Go through the entries and transcribe each one exactly, dropping the pictures.

(Records for processing):
================
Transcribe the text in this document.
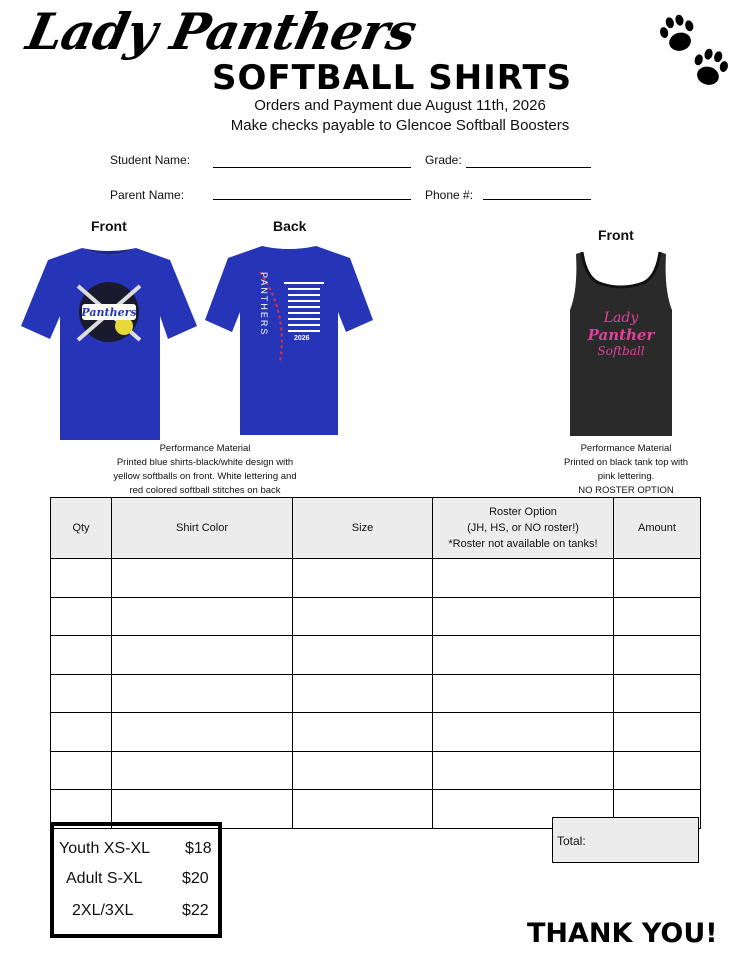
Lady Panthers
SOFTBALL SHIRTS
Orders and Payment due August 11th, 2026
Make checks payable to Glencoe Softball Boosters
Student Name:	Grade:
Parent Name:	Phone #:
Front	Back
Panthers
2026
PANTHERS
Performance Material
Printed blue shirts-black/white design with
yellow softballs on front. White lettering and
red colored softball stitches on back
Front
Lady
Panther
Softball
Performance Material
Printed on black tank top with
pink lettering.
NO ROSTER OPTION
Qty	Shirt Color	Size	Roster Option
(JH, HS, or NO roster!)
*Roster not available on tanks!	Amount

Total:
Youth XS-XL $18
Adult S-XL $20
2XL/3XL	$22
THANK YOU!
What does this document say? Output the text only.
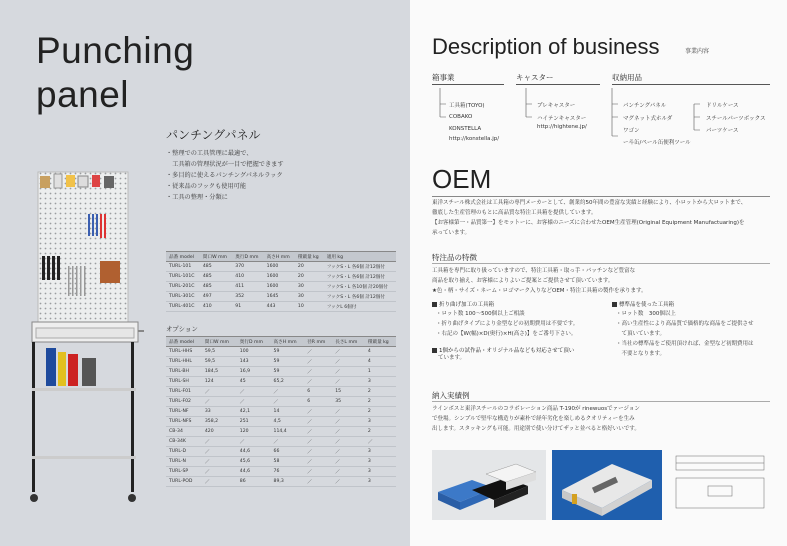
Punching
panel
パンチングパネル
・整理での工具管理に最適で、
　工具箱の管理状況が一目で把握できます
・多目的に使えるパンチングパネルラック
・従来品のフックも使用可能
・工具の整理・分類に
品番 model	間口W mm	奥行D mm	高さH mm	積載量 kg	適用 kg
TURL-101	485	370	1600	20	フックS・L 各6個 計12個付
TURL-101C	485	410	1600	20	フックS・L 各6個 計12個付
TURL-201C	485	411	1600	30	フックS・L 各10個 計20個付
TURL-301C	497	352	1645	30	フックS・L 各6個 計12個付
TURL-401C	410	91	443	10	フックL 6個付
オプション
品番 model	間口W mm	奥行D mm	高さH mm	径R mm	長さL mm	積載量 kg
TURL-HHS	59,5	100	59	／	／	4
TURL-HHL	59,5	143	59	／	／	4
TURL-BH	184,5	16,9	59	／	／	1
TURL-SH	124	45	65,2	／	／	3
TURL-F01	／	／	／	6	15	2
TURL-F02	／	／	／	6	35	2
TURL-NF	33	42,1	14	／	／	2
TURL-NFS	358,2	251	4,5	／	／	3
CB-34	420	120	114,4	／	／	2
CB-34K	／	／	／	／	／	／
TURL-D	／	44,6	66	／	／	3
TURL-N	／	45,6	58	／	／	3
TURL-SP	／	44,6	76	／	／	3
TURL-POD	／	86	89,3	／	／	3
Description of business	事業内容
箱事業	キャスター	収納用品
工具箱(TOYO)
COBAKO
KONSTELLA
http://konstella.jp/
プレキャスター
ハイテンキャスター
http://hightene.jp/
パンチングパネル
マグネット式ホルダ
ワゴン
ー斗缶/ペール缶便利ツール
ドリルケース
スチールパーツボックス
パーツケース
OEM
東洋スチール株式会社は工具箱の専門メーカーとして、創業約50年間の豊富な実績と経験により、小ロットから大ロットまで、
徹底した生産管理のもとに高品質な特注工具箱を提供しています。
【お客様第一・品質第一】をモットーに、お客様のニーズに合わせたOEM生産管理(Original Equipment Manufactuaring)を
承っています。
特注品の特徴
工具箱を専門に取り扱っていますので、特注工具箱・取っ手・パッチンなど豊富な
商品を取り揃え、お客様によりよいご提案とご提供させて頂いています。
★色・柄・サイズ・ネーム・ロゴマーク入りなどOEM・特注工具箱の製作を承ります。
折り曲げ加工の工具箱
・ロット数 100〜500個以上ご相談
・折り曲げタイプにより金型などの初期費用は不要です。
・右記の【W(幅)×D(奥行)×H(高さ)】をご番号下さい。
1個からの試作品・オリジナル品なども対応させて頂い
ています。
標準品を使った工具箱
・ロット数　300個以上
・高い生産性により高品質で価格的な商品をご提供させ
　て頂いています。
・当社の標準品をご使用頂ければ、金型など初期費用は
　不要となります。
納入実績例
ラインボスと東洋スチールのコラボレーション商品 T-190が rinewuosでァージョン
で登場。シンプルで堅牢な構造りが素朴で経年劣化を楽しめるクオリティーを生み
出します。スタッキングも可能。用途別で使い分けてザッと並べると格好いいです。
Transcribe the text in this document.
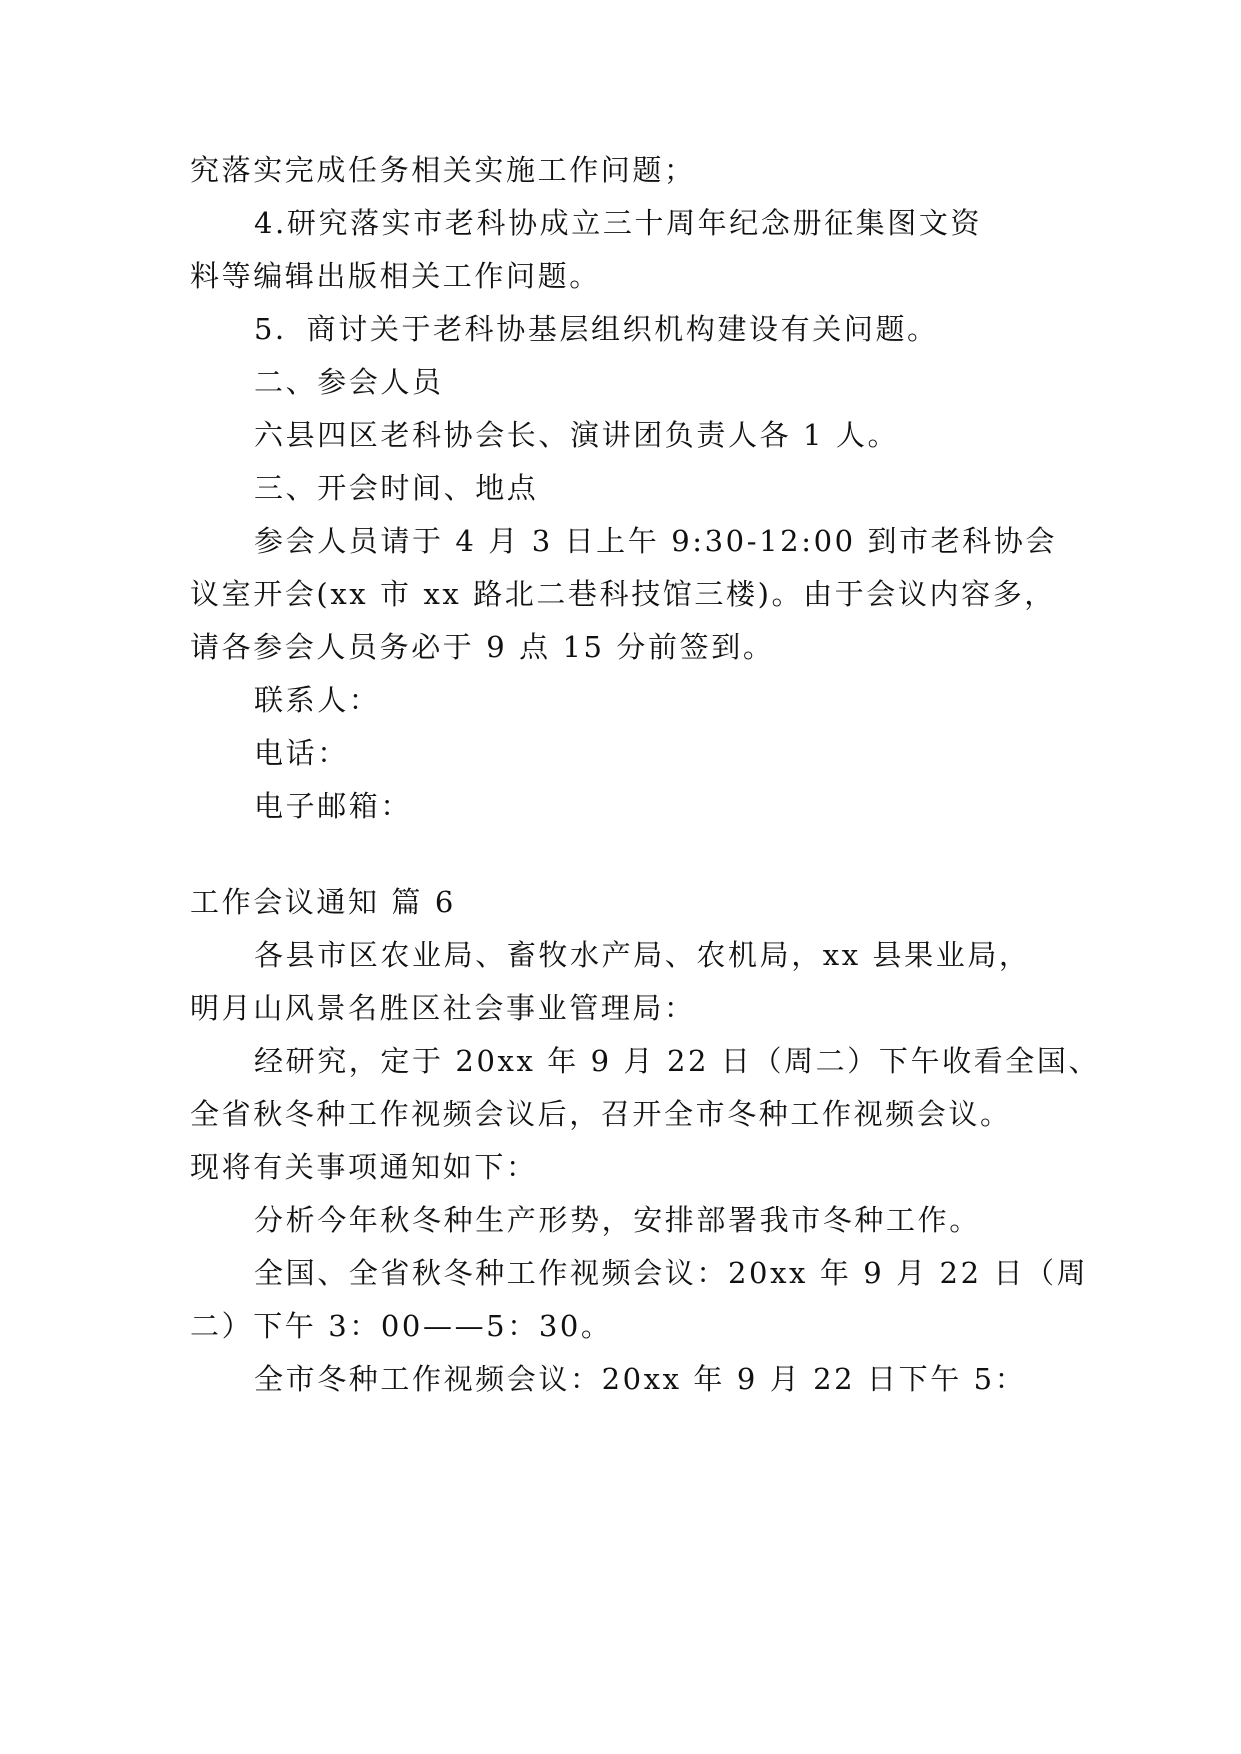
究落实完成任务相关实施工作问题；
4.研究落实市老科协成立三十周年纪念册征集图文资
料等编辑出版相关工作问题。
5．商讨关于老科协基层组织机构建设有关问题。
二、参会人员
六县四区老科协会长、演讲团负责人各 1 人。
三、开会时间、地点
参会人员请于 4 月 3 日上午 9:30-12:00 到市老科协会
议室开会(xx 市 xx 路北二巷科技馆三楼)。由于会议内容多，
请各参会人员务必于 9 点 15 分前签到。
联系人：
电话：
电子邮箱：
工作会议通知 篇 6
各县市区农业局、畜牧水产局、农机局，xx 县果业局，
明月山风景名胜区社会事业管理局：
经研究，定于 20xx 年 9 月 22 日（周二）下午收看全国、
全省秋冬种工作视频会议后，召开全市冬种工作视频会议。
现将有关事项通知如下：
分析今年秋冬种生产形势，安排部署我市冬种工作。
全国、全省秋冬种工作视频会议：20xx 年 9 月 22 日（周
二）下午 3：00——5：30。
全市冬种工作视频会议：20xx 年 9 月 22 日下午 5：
================
(Exercise response):
Transcribe the text in this document.
Lady Panthers
SOFTBALL SHIRTS
Orders and Payment due August 11th, 2026
Make checks payable to Glencoe Softball Boosters
Student Name:	Grade:
Parent Name:	Phone #:
Front	Back
Panthers
2026
PANTHERS
Performance Material
Printed blue shirts-black/white design with
yellow softballs on front. White lettering and
red colored softball stitches on back
Front
Lady
Panther
Softball
Performance Material
Printed on black tank top with
pink lettering.
NO ROSTER OPTION
Qty	Shirt Color	Size	Roster Option
(JH, HS, or NO roster!)
*Roster not available on tanks!	Amount

Total:
Youth XS-XL $18
Adult S-XL $20
2XL/3XL	$22
THANK YOU!
What does this document say? Output the text only.
Punching
panel
パンチングパネル
・整理での工具管理に最適で、
　工具箱の管理状況が一目で把握できます
・多目的に使えるパンチングパネルラック
・従来品のフックも使用可能
・工具の整理・分類に
品番 model	間口W mm	奥行D mm	高さH mm	積載量 kg	適用 kg
TURL-101	485	370	1600	20	フックS・L 各6個 計12個付
TURL-101C	485	410	1600	20	フックS・L 各6個 計12個付
TURL-201C	485	411	1600	30	フックS・L 各10個 計20個付
TURL-301C	497	352	1645	30	フックS・L 各6個 計12個付
TURL-401C	410	91	443	10	フックL 6個付
オプション
品番 model	間口W mm	奥行D mm	高さH mm	径R mm	長さL mm	積載量 kg
TURL-HHS	59,5	100	59	／	／	4
TURL-HHL	59,5	143	59	／	／	4
TURL-BH	184,5	16,9	59	／	／	1
TURL-SH	124	45	65,2	／	／	3
TURL-F01	／	／	／	6	15	2
TURL-F02	／	／	／	6	35	2
TURL-NF	33	42,1	14	／	／	2
TURL-NFS	358,2	251	4,5	／	／	3
CB-34	420	120	114,4	／	／	2
CB-34K	／	／	／	／	／	／
TURL-D	／	44,6	66	／	／	3
TURL-N	／	45,6	58	／	／	3
TURL-SP	／	44,6	76	／	／	3
TURL-POD	／	86	89,3	／	／	3
Description of business	事業内容
箱事業	キャスター	収納用品
工具箱(TOYO)
COBAKO
KONSTELLA
http://konstella.jp/
プレキャスター
ハイテンキャスター
http://hightene.jp/
パンチングパネル
マグネット式ホルダ
ワゴン
ー斗缶/ペール缶便利ツール
ドリルケース
スチールパーツボックス
パーツケース
OEM
東洋スチール株式会社は工具箱の専門メーカーとして、創業約50年間の豊富な実績と経験により、小ロットから大ロットまで、
徹底した生産管理のもとに高品質な特注工具箱を提供しています。
【お客様第一・品質第一】をモットーに、お客様のニーズに合わせたOEM生産管理(Original Equipment Manufactuaring)を
承っています。
特注品の特徴
工具箱を専門に取り扱っていますので、特注工具箱・取っ手・パッチンなど豊富な
商品を取り揃え、お客様によりよいご提案とご提供させて頂いています。
★色・柄・サイズ・ネーム・ロゴマーク入りなどOEM・特注工具箱の製作を承ります。
折り曲げ加工の工具箱
・ロット数 100〜500個以上ご相談
・折り曲げタイプにより金型などの初期費用は不要です。
・右記の【W(幅)×D(奥行)×H(高さ)】をご番号下さい。
1個からの試作品・オリジナル品なども対応させて頂い
ています。
標準品を使った工具箱
・ロット数　300個以上
・高い生産性により高品質で価格的な商品をご提供させ
　て頂いています。
・当社の標準品をご使用頂ければ、金型など初期費用は
　不要となります。
納入実績例
ラインボスと東洋スチールのコラボレーション商品 T-190が rinewuosでァージョン
で登場。シンプルで堅牢な構造りが素朴で経年劣化を楽しめるクオリティーを生み
出します。スタッキングも可能。用途別で使い分けてザッと並べると格好いいです。
Transcribe the text in this document.
究落实完成任务相关实施工作问题；
4.研究落实市老科协成立三十周年纪念册征集图文资
料等编辑出版相关工作问题。
5．商讨关于老科协基层组织机构建设有关问题。
二、参会人员
六县四区老科协会长、演讲团负责人各 1 人。
三、开会时间、地点
参会人员请于 4 月 3 日上午 9:30-12:00 到市老科协会
议室开会(xx 市 xx 路北二巷科技馆三楼)。由于会议内容多，
请各参会人员务必于 9 点 15 分前签到。
联系人：
电话：
电子邮箱：
工作会议通知 篇 6
各县市区农业局、畜牧水产局、农机局，xx 县果业局，
明月山风景名胜区社会事业管理局：
经研究，定于 20xx 年 9 月 22 日（周二）下午收看全国、
全省秋冬种工作视频会议后，召开全市冬种工作视频会议。
现将有关事项通知如下：
分析今年秋冬种生产形势，安排部署我市冬种工作。
全国、全省秋冬种工作视频会议：20xx 年 9 月 22 日（周
二）下午 3：00——5：30。
全市冬种工作视频会议：20xx 年 9 月 22 日下午 5：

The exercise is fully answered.